# Start of Provided data

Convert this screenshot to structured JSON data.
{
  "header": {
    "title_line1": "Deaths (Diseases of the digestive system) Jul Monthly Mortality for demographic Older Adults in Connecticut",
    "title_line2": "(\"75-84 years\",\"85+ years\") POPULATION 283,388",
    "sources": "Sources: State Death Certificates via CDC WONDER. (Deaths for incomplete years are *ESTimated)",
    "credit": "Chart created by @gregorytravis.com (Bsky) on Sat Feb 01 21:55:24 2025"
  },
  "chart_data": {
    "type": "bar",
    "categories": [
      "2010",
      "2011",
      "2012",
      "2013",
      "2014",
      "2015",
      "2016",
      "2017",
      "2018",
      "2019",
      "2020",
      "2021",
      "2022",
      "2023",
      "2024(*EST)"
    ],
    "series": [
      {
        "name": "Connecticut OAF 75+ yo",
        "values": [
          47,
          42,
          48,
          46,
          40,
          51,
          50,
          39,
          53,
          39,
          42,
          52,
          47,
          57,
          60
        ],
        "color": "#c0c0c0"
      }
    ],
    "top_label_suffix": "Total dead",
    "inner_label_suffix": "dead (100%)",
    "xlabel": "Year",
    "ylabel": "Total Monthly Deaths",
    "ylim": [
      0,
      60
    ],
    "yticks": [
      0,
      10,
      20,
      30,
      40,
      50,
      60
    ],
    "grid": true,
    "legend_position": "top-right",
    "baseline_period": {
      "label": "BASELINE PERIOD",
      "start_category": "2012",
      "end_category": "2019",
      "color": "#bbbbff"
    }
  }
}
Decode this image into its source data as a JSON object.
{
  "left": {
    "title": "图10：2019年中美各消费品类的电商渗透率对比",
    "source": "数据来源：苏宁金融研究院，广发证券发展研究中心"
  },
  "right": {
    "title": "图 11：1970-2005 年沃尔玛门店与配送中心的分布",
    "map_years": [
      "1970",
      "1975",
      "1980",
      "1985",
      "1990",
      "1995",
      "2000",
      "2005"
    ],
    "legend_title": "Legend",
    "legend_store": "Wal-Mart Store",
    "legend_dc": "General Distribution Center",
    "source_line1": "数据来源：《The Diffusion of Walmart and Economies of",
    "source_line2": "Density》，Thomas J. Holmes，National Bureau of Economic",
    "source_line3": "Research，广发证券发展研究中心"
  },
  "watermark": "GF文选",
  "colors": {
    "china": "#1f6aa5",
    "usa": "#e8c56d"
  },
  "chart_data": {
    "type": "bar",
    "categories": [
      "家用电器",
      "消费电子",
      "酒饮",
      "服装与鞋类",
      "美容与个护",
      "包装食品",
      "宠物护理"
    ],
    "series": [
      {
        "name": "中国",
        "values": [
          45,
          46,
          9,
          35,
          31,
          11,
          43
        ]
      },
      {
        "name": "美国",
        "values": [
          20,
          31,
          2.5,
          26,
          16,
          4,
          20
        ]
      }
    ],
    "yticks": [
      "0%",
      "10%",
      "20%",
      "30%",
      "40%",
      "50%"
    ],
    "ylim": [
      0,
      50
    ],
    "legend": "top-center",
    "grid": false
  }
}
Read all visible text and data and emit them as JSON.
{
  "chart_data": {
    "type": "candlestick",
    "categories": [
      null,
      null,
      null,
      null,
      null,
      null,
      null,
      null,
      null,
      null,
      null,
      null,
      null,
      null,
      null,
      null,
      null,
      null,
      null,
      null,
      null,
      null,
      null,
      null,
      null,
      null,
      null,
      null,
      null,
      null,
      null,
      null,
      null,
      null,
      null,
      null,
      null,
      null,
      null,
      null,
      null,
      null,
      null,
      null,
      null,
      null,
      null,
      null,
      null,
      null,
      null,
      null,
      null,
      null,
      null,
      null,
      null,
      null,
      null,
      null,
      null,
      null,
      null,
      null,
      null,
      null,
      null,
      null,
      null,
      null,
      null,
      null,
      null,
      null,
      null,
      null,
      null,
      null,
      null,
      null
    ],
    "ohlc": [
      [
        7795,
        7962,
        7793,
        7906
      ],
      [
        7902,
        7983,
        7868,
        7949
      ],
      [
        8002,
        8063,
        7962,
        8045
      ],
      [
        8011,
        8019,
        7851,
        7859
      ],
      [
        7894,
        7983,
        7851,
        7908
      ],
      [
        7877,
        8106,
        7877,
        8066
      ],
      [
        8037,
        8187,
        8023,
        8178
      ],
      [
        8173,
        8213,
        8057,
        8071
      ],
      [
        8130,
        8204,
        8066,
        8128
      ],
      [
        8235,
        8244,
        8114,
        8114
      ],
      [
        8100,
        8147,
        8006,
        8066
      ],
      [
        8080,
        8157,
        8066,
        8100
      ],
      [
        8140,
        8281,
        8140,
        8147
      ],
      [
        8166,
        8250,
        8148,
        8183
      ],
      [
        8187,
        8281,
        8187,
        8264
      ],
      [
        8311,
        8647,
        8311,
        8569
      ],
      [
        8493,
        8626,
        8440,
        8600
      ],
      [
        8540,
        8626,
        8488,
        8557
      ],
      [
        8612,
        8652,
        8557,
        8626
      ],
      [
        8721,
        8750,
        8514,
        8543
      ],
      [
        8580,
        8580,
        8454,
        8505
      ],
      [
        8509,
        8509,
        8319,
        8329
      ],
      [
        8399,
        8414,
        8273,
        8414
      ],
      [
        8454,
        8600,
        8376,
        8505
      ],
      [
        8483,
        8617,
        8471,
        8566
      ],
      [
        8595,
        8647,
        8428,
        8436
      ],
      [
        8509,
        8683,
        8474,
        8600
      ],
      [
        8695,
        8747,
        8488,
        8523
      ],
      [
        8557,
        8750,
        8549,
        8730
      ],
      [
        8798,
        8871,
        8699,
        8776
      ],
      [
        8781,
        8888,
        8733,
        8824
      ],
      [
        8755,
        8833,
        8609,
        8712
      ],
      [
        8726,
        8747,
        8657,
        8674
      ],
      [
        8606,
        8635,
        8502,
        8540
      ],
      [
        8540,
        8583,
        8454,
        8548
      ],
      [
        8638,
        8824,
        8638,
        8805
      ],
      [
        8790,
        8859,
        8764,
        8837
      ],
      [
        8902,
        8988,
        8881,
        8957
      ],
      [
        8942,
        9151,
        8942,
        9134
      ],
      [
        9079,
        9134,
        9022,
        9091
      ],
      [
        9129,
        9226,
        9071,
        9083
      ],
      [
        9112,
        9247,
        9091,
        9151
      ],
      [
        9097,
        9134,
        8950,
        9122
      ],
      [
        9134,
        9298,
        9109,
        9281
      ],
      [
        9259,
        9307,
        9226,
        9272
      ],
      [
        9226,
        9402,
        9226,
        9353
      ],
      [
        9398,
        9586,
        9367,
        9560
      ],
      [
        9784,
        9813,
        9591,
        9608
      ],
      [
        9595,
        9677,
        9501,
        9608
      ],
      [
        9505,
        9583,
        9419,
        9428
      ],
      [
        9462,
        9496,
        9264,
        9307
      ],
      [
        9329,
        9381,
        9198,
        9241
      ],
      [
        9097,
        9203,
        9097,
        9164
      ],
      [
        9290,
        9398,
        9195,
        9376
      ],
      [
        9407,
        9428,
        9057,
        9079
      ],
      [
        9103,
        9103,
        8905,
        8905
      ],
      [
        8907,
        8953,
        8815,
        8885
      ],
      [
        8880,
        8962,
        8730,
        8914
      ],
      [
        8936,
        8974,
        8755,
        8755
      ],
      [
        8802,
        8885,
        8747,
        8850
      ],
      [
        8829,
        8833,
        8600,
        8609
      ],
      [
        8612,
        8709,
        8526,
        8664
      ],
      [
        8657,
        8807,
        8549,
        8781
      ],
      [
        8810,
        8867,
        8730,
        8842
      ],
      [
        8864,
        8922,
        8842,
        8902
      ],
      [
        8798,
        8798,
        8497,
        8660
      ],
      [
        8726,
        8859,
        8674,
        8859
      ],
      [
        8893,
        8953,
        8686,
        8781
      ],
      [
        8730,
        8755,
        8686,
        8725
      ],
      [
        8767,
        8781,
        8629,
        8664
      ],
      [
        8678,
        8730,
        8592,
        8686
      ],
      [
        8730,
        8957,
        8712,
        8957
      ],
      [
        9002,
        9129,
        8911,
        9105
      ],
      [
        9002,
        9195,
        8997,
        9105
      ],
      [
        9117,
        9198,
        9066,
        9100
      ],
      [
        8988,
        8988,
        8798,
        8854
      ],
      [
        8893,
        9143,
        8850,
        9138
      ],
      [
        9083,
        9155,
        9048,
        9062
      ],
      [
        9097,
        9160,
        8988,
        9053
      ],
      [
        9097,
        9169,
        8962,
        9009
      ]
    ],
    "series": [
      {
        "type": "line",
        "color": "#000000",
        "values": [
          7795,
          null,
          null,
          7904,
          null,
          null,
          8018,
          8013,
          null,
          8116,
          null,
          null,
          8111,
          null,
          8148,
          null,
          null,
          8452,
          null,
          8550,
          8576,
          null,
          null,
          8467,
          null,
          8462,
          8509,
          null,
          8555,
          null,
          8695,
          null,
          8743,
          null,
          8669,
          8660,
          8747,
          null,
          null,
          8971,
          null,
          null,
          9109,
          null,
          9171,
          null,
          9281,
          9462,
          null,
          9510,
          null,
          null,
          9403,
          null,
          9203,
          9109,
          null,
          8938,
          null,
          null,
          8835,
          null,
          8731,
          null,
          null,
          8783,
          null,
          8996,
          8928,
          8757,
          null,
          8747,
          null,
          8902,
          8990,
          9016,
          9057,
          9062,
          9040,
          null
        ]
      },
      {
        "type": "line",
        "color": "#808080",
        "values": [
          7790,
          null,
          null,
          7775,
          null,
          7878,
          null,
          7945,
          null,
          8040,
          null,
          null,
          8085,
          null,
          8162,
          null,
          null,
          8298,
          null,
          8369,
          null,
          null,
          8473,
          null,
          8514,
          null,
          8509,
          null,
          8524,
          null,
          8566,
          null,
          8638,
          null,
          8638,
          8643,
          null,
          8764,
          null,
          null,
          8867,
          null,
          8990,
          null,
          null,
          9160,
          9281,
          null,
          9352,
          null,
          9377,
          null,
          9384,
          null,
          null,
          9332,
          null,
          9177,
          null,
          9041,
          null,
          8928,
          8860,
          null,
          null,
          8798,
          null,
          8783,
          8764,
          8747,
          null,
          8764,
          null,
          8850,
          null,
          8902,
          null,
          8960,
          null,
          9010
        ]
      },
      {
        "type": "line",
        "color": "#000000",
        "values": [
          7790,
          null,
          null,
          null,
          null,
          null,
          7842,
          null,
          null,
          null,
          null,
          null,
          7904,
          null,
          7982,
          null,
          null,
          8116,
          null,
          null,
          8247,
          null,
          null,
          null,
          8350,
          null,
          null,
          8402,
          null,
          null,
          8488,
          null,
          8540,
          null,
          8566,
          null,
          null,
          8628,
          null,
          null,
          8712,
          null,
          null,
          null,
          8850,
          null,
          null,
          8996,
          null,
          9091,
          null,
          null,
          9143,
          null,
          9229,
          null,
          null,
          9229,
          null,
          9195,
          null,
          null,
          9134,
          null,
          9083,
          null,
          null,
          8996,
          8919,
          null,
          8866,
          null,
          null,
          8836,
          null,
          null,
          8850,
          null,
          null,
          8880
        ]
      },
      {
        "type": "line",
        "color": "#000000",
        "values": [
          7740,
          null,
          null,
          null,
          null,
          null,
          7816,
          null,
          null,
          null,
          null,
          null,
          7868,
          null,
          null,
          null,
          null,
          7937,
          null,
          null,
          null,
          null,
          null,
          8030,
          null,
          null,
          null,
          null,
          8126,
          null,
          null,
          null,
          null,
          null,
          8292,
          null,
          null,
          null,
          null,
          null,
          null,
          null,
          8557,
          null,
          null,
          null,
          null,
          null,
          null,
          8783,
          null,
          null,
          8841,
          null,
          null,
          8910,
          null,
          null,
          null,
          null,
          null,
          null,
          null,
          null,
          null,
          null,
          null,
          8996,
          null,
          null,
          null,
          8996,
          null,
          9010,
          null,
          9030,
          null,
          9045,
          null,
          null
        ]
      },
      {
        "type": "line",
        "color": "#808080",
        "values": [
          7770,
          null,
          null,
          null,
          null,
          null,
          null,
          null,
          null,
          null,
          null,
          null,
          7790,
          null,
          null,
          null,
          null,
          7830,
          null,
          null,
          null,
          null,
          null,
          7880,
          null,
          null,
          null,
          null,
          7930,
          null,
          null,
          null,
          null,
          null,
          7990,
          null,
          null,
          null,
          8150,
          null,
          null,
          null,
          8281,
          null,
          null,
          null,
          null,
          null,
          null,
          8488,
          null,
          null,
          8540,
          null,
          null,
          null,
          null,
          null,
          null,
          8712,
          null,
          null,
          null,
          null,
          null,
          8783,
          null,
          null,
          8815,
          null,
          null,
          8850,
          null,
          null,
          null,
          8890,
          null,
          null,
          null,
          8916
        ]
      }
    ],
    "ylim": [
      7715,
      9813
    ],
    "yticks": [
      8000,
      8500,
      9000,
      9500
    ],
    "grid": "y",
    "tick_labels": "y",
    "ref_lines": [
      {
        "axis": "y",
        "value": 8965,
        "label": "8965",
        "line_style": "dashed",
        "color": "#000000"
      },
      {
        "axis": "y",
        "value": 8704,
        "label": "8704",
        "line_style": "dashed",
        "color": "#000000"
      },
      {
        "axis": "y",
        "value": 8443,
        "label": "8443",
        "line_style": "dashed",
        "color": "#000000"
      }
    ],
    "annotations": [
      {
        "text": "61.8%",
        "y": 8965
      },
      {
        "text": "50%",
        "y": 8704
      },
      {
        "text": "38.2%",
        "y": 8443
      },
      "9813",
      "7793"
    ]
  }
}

# End of Provided data

Exercise instructions:
Identify every line above that includes the word "Total", and show those lines.

Task answer:
    "top_label_suffix": "Total dead",
    "ylabel": "Total Monthly Deaths",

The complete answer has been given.